## start DATA SHOWN

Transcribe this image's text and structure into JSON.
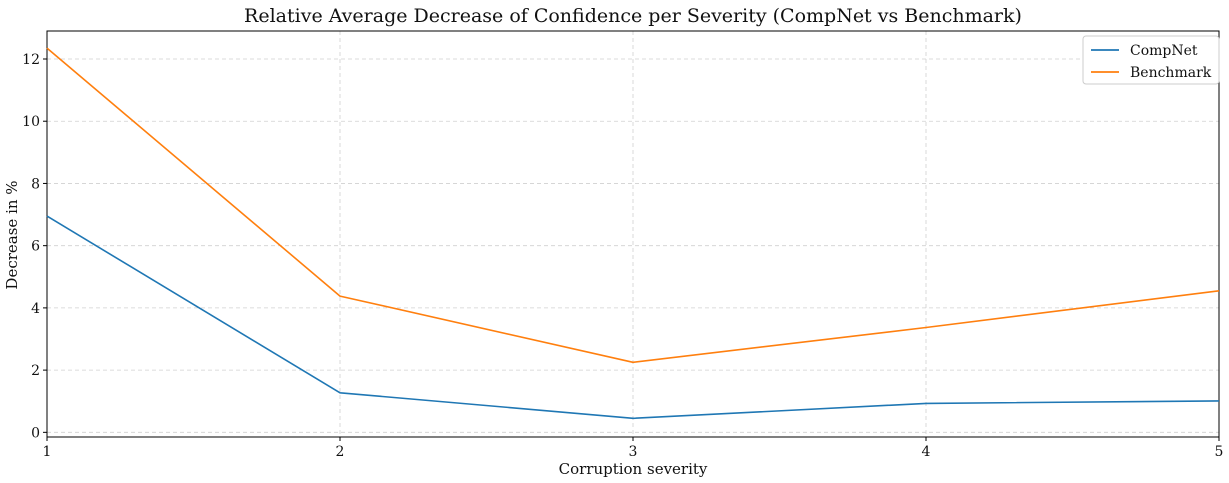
{
  "chart_data": {
    "type": "line",
    "title": "Relative Average Decrease of Confidence per Severity (CompNet vs Benchmark)",
    "xlabel": "Corruption severity",
    "ylabel": "Decrease in %",
    "x": [
      1,
      2,
      3,
      4,
      5
    ],
    "xticks": [
      "1",
      "2",
      "3",
      "4",
      "5"
    ],
    "yticks": [
      "0",
      "2",
      "4",
      "6",
      "8",
      "10",
      "12"
    ],
    "xlim": [
      1,
      5
    ],
    "ylim": [
      -0.15,
      12.9
    ],
    "grid": true,
    "legend_position": "top-right",
    "series": [
      {
        "name": "CompNet",
        "color": "#1f77b4",
        "values": [
          6.95,
          1.27,
          0.45,
          0.93,
          1.01
        ]
      },
      {
        "name": "Benchmark",
        "color": "#ff7f0e",
        "values": [
          12.35,
          4.38,
          2.25,
          3.37,
          4.55
        ]
      }
    ]
  }
}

## end DATA SHOWN

THE REQUEST =>
Drop the images and repeat the data exactly.

ANSWER IN FULL =>
Transcribe this image's text and structure into JSON.
{
  "chart_data": {
    "type": "line",
    "title": "Relative Average Decrease of Confidence per Severity (CompNet vs Benchmark)",
    "xlabel": "Corruption severity",
    "ylabel": "Decrease in %",
    "x": [
      1,
      2,
      3,
      4,
      5
    ],
    "xticks": [
      "1",
      "2",
      "3",
      "4",
      "5"
    ],
    "yticks": [
      "0",
      "2",
      "4",
      "6",
      "8",
      "10",
      "12"
    ],
    "xlim": [
      1,
      5
    ],
    "ylim": [
      -0.15,
      12.9
    ],
    "grid": true,
    "legend_position": "top-right",
    "series": [
      {
        "name": "CompNet",
        "color": "#1f77b4",
        "values": [
          6.95,
          1.27,
          0.45,
          0.93,
          1.01
        ]
      },
      {
        "name": "Benchmark",
        "color": "#ff7f0e",
        "values": [
          12.35,
          4.38,
          2.25,
          3.37,
          4.55
        ]
      }
    ]
  }
}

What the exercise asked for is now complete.